**What is required**: Scan the material below for the string "unseren", and copy every line where it shows up.

**Entries provided**:

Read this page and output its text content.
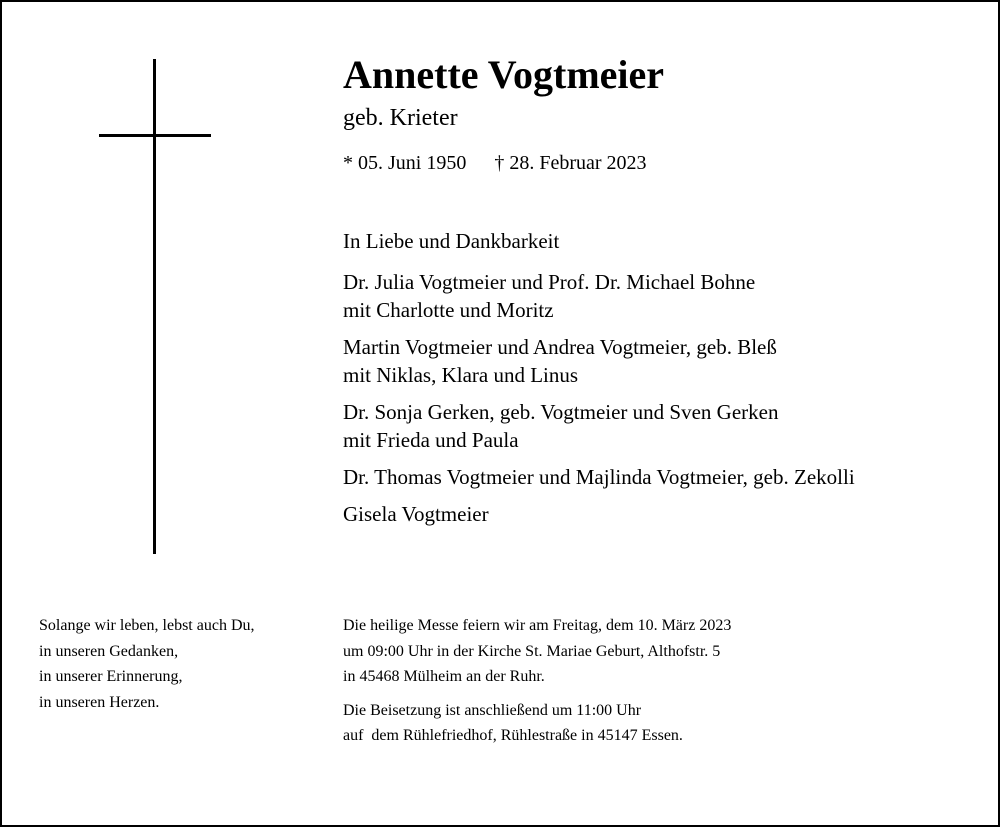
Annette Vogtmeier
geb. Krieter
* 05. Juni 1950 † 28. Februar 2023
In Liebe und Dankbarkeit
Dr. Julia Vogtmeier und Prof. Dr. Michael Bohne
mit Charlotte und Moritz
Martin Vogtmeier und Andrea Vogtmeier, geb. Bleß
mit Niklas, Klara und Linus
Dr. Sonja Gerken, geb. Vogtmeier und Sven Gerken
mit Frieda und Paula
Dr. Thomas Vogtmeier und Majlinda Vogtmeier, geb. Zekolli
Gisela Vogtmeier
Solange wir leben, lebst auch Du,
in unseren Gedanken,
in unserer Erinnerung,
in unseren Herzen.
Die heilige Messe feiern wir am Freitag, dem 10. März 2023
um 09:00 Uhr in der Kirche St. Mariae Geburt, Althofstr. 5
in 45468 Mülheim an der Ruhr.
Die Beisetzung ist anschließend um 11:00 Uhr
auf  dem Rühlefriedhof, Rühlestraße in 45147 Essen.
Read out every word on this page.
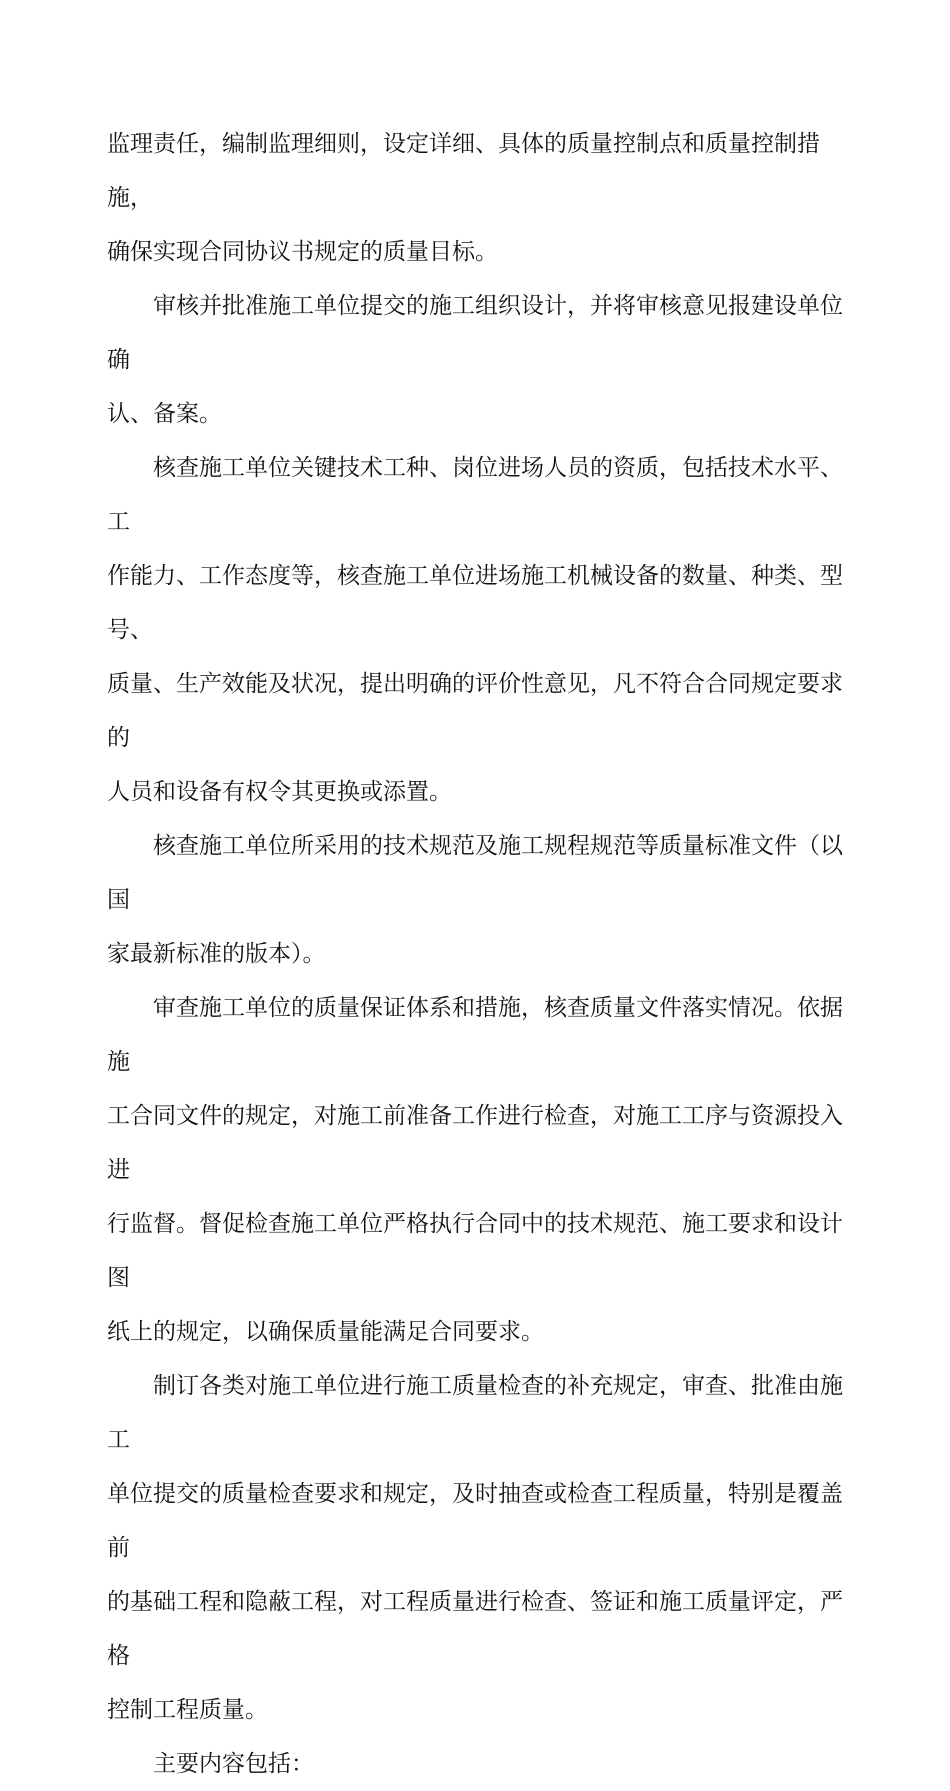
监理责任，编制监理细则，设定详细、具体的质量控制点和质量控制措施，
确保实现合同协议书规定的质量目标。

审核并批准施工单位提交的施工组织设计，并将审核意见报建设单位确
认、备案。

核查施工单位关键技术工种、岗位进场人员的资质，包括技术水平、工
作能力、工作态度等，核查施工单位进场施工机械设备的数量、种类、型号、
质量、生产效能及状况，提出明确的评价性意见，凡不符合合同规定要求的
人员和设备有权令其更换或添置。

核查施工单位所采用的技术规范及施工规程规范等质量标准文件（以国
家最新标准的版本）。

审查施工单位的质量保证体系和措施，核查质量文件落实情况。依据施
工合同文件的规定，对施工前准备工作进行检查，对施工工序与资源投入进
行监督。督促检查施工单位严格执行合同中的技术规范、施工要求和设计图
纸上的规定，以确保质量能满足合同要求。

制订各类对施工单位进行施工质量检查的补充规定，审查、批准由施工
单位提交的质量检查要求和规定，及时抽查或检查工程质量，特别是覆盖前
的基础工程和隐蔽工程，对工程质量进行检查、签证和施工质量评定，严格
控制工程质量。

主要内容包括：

**Completed exercise**:
in unseren Gedanken,
in unseren Herzen.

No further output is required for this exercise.